*Problem statement*: Look through the data for the string "Main". Copy every line where it is found.

*Extracted records*:
****

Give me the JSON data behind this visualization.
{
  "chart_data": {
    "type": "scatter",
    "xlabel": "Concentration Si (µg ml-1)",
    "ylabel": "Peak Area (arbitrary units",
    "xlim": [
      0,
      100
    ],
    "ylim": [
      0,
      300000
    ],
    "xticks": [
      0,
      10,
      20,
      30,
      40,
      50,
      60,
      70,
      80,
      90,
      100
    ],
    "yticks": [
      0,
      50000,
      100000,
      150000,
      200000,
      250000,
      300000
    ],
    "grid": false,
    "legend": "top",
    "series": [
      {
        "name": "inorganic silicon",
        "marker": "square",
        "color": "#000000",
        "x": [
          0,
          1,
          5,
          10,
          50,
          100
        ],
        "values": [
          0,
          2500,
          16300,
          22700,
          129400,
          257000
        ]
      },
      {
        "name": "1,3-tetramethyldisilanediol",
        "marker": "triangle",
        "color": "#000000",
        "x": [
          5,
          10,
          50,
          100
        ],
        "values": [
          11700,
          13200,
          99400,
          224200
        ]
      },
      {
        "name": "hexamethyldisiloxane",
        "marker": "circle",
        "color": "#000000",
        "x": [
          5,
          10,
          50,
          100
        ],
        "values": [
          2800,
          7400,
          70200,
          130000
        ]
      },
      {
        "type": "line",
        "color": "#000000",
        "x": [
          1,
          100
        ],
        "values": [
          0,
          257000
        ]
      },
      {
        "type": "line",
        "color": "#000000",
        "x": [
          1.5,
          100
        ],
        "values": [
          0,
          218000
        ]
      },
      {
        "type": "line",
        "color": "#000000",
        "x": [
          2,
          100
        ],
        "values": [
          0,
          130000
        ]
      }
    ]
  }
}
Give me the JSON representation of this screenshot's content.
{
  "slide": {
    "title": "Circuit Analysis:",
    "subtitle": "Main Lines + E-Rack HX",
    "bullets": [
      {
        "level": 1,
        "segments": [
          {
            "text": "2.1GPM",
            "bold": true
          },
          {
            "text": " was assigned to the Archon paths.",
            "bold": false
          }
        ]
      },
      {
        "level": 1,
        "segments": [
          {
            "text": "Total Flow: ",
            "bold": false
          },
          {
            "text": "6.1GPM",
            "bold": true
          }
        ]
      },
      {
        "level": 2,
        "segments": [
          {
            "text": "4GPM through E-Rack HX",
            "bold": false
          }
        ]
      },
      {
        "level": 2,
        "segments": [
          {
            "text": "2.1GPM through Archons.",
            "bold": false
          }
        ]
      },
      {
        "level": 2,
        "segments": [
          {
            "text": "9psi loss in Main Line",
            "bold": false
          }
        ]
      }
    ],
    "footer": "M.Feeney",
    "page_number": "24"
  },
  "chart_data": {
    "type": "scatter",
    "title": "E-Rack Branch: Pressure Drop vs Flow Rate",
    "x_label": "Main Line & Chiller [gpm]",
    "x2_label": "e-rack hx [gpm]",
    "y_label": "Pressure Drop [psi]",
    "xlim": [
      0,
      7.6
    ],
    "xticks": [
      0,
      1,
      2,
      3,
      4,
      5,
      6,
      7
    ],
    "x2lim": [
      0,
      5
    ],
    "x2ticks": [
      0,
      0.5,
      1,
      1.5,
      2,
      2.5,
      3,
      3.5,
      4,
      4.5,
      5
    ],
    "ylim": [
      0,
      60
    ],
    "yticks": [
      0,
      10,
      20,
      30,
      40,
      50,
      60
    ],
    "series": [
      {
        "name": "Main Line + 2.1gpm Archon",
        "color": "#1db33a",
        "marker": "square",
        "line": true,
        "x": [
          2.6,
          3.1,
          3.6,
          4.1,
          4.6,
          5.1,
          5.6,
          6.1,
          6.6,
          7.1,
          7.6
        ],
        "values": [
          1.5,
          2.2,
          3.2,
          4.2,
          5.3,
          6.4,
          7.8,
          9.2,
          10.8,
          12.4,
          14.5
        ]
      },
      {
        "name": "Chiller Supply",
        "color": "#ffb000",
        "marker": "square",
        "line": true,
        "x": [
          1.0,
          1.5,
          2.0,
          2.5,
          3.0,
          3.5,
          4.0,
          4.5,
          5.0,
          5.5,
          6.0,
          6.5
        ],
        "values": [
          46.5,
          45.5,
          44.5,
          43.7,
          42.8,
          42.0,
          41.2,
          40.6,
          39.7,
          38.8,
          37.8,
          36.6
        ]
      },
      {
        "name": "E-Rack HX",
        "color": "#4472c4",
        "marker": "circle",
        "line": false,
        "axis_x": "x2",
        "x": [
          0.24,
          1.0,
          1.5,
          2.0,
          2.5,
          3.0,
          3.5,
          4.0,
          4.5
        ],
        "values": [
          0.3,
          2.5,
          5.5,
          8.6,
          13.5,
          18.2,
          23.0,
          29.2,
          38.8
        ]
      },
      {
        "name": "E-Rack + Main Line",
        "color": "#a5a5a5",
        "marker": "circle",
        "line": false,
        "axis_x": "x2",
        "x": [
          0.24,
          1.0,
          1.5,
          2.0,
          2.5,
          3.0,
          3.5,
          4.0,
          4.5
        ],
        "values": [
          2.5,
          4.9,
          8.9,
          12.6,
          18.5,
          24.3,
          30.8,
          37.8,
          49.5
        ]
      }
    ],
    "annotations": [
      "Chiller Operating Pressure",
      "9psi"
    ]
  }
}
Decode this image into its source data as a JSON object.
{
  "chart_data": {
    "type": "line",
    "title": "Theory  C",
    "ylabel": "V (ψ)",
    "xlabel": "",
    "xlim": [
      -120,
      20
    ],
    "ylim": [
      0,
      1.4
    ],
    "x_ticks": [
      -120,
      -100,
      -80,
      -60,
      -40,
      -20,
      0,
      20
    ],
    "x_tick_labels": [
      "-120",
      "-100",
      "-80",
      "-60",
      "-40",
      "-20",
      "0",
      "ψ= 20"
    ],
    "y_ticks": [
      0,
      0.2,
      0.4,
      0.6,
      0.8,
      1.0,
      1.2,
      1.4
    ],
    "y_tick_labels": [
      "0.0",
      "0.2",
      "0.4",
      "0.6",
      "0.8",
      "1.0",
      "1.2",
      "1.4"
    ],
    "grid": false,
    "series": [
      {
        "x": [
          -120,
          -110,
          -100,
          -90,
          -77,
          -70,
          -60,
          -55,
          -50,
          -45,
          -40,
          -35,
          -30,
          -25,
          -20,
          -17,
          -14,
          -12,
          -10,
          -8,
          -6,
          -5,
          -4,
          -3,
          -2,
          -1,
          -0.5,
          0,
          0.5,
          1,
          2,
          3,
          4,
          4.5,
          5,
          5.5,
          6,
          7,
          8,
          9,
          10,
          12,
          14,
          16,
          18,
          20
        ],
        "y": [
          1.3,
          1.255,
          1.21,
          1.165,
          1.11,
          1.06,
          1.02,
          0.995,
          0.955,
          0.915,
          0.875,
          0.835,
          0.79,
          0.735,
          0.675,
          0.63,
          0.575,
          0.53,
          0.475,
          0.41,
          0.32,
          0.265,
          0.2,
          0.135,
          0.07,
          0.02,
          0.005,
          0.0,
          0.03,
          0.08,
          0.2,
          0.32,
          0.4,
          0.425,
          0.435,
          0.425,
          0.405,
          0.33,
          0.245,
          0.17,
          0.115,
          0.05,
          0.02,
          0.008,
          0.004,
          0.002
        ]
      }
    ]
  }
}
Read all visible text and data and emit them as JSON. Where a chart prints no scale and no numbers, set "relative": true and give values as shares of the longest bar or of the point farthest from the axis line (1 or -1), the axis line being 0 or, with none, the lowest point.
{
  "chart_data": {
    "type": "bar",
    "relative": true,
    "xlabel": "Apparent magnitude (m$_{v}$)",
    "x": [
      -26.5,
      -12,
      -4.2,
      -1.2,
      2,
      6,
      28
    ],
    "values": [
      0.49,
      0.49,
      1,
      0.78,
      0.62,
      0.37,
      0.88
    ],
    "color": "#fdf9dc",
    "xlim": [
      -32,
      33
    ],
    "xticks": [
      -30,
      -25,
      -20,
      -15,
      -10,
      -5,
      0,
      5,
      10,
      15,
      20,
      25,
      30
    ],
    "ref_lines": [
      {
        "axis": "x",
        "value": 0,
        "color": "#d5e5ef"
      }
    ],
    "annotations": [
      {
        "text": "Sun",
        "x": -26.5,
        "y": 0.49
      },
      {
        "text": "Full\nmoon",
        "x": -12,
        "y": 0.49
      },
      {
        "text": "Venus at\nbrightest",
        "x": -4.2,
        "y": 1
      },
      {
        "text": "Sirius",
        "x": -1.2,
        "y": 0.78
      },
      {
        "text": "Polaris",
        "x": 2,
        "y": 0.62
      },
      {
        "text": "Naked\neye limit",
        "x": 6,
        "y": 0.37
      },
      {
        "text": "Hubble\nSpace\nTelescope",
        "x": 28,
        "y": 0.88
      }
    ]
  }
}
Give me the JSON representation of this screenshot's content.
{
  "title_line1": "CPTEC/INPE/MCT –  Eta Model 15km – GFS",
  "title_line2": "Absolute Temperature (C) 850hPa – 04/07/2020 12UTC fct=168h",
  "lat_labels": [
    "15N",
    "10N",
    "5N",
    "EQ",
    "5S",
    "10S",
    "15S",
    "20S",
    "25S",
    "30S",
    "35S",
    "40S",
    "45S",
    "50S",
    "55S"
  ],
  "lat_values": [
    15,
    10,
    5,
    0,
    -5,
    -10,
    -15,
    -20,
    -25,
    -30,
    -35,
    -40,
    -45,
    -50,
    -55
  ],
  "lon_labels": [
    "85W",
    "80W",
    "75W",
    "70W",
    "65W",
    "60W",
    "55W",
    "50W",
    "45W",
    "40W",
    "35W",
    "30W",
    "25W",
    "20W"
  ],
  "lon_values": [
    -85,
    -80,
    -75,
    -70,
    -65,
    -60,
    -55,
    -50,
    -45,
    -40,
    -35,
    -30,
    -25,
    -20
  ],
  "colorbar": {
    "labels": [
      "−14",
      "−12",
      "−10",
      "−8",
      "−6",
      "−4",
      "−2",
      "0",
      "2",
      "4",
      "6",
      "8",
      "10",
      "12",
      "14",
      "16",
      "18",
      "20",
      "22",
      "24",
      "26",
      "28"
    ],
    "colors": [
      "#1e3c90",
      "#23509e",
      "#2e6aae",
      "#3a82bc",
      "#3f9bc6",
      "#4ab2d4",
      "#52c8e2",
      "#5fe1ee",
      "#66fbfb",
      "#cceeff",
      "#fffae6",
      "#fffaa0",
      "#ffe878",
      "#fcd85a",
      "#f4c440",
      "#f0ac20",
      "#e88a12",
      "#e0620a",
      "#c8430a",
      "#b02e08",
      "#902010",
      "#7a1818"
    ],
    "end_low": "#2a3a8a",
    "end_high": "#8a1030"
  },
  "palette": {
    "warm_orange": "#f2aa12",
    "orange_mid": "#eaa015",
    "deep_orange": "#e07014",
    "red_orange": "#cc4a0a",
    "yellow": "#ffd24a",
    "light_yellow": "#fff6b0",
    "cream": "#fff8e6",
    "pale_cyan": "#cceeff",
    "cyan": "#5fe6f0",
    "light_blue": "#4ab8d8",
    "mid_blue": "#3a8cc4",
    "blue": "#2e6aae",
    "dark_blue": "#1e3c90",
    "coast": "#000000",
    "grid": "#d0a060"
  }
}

****

*Final result*:
    "subtitle": "Main Lines + E-Rack HX",
            "text": "9psi loss in Main Line",
    "x_label": "Main Line & Chiller [gpm]",
        "name": "Main Line + 2.1gpm Archon",
        "name": "E-Rack + Main Line",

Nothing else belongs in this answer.